> [Directions for this task]: Write out again only the lines running from the one that contains "Enumerate this screenshot's" to the end of the records below, including both the first and the last.

> [Rows from a figure dataset]:
* * *

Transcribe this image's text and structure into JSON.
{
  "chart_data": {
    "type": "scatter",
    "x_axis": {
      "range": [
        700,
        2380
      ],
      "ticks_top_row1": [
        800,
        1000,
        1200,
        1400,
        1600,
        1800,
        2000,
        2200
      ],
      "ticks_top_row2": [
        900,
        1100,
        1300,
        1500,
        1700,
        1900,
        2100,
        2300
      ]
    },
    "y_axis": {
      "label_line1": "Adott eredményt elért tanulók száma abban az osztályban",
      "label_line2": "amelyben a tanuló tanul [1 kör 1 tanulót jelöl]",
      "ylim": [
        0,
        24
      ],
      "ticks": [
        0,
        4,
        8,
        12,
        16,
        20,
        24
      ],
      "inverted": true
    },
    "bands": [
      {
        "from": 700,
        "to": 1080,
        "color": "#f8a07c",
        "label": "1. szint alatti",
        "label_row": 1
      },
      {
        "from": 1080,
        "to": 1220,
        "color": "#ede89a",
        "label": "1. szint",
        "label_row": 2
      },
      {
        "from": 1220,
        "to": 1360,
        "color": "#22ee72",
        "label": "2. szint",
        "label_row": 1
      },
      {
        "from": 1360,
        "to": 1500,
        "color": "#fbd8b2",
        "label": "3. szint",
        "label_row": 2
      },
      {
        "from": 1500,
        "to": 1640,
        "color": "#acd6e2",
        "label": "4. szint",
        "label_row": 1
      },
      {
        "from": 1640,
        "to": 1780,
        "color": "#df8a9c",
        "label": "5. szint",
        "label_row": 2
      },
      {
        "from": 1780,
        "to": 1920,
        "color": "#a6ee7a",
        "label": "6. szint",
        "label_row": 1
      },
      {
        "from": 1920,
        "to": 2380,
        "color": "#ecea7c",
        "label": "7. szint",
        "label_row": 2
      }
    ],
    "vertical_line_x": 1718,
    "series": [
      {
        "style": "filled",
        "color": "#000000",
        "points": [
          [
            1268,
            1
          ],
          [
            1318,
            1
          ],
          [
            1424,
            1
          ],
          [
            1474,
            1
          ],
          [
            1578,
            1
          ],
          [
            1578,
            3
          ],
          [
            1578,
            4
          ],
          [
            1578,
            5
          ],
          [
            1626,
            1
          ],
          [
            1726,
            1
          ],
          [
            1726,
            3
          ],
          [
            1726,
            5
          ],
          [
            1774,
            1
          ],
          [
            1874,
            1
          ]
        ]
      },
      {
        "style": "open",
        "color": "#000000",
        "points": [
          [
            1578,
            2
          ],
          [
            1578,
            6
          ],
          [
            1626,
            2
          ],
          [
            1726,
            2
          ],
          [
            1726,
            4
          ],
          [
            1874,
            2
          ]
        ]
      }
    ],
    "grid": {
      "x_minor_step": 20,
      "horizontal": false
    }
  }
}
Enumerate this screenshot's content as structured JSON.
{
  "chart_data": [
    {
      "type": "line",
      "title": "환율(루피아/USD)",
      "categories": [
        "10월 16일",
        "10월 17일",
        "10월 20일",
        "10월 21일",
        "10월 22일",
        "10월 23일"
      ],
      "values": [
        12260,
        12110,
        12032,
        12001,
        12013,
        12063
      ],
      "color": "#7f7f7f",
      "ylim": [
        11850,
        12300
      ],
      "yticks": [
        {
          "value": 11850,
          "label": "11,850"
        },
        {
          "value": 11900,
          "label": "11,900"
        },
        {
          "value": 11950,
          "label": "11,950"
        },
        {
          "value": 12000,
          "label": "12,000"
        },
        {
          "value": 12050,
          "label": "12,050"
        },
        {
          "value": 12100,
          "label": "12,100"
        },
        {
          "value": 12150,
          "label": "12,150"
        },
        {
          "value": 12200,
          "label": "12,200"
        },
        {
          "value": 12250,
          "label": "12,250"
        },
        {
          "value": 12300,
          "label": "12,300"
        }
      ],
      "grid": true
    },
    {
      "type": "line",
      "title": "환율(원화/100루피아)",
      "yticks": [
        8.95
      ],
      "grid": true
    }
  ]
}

* * *

> [Answer for the task]:
Enumerate this screenshot's content as structured JSON.
{
  "chart_data": [
    {
      "type": "line",
      "title": "환율(루피아/USD)",
      "categories": [
        "10월 16일",
        "10월 17일",
        "10월 20일",
        "10월 21일",
        "10월 22일",
        "10월 23일"
      ],
      "values": [
        12260,
        12110,
        12032,
        12001,
        12013,
        12063
      ],
      "color": "#7f7f7f",
      "ylim": [
        11850,
        12300
      ],
      "yticks": [
        {
          "value": 11850,
          "label": "11,850"
        },
        {
          "value": 11900,
          "label": "11,900"
        },
        {
          "value": 11950,
          "label": "11,950"
        },
        {
          "value": 12000,
          "label": "12,000"
        },
        {
          "value": 12050,
          "label": "12,050"
        },
        {
          "value": 12100,
          "label": "12,100"
        },
        {
          "value": 12150,
          "label": "12,150"
        },
        {
          "value": 12200,
          "label": "12,200"
        },
        {
          "value": 12250,
          "label": "12,250"
        },
        {
          "value": 12300,
          "label": "12,300"
        }
      ],
      "grid": true
    },
    {
      "type": "line",
      "title": "환율(원화/100루피아)",
      "yticks": [
        8.95
      ],
      "grid": true
    }
  ]
}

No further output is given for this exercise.